-- begin Record list --

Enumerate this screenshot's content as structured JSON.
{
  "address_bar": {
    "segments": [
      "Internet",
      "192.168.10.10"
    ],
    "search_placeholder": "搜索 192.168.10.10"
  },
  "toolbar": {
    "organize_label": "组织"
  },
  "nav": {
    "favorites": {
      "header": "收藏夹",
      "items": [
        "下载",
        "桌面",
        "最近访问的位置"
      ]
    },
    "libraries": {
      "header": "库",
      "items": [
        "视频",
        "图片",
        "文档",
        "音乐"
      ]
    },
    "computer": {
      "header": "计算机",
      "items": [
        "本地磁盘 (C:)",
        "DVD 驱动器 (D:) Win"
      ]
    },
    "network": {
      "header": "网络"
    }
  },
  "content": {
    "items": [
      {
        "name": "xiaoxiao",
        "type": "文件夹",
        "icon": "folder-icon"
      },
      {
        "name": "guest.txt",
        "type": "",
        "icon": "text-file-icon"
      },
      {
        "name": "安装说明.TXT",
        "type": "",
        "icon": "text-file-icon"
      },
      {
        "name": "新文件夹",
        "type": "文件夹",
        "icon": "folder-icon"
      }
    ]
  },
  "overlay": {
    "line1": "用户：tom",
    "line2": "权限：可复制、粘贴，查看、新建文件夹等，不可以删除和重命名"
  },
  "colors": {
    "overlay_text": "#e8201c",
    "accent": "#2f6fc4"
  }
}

-- end Record list --

Short problem.
Type out all of the material again, word for word.

Solution.
Enumerate this screenshot's content as structured JSON.
{
  "address_bar": {
    "segments": [
      "Internet",
      "192.168.10.10"
    ],
    "search_placeholder": "搜索 192.168.10.10"
  },
  "toolbar": {
    "organize_label": "组织"
  },
  "nav": {
    "favorites": {
      "header": "收藏夹",
      "items": [
        "下载",
        "桌面",
        "最近访问的位置"
      ]
    },
    "libraries": {
      "header": "库",
      "items": [
        "视频",
        "图片",
        "文档",
        "音乐"
      ]
    },
    "computer": {
      "header": "计算机",
      "items": [
        "本地磁盘 (C:)",
        "DVD 驱动器 (D:) Win"
      ]
    },
    "network": {
      "header": "网络"
    }
  },
  "content": {
    "items": [
      {
        "name": "xiaoxiao",
        "type": "文件夹",
        "icon": "folder-icon"
      },
      {
        "name": "guest.txt",
        "type": "",
        "icon": "text-file-icon"
      },
      {
        "name": "安装说明.TXT",
        "type": "",
        "icon": "text-file-icon"
      },
      {
        "name": "新文件夹",
        "type": "文件夹",
        "icon": "folder-icon"
      }
    ]
  },
  "overlay": {
    "line1": "用户：tom",
    "line2": "权限：可复制、粘贴，查看、新建文件夹等，不可以删除和重命名"
  },
  "colors": {
    "overlay_text": "#e8201c",
    "accent": "#2f6fc4"
  }
}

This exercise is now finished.